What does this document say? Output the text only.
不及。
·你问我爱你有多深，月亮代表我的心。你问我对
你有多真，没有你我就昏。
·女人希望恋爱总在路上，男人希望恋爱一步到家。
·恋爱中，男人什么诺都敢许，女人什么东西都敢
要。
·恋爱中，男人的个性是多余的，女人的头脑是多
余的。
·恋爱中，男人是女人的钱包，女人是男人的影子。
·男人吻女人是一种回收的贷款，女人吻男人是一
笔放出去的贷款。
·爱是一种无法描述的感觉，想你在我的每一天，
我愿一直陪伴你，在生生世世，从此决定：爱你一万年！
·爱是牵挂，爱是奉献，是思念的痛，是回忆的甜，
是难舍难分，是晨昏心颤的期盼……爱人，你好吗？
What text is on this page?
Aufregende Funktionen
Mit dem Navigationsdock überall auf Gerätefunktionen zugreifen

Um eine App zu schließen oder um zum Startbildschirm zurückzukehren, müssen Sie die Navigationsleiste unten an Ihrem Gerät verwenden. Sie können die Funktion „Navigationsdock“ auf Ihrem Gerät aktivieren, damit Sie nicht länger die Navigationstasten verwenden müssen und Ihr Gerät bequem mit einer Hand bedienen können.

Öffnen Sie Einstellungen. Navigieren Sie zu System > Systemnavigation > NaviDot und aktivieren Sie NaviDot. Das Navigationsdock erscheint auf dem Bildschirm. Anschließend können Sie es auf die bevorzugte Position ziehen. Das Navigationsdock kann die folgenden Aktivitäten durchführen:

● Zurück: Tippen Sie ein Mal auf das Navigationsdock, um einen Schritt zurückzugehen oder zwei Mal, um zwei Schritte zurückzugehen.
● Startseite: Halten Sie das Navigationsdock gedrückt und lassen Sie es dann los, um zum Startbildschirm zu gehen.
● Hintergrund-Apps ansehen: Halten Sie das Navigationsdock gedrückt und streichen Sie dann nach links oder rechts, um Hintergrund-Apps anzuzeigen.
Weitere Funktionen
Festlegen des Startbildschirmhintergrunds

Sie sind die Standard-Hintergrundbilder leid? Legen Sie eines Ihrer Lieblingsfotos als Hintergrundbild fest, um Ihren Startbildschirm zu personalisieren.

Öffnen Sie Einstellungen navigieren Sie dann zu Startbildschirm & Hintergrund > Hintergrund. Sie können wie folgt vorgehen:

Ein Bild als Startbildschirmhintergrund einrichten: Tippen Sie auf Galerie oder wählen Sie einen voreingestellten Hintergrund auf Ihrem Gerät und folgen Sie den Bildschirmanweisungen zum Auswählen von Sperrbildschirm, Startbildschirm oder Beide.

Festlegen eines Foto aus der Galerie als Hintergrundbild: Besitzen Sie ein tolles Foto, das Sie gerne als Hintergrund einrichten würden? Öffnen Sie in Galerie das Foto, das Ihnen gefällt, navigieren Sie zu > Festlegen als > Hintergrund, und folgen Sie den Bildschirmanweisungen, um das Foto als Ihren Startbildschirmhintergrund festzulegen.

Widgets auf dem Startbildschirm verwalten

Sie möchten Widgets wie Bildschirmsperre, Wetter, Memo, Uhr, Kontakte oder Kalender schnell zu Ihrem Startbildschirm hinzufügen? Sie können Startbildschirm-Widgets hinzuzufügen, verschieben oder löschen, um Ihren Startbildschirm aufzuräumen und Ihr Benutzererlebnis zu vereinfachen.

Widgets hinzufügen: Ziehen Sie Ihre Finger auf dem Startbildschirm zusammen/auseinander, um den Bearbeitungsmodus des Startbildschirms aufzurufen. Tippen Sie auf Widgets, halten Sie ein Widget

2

Goal: Search the data for "gedrückt". Copy every line that has it.

Output below:
● Startseite: Halten Sie das Navigationsdock gedrückt und lassen Sie es dann los, um zum Startbildschirm zu gehen.
● Hintergrund-Apps ansehen: Halten Sie das Navigationsdock gedrückt und streichen Sie dann nach links oder rechts, um Hintergrund-Apps anzuzeigen.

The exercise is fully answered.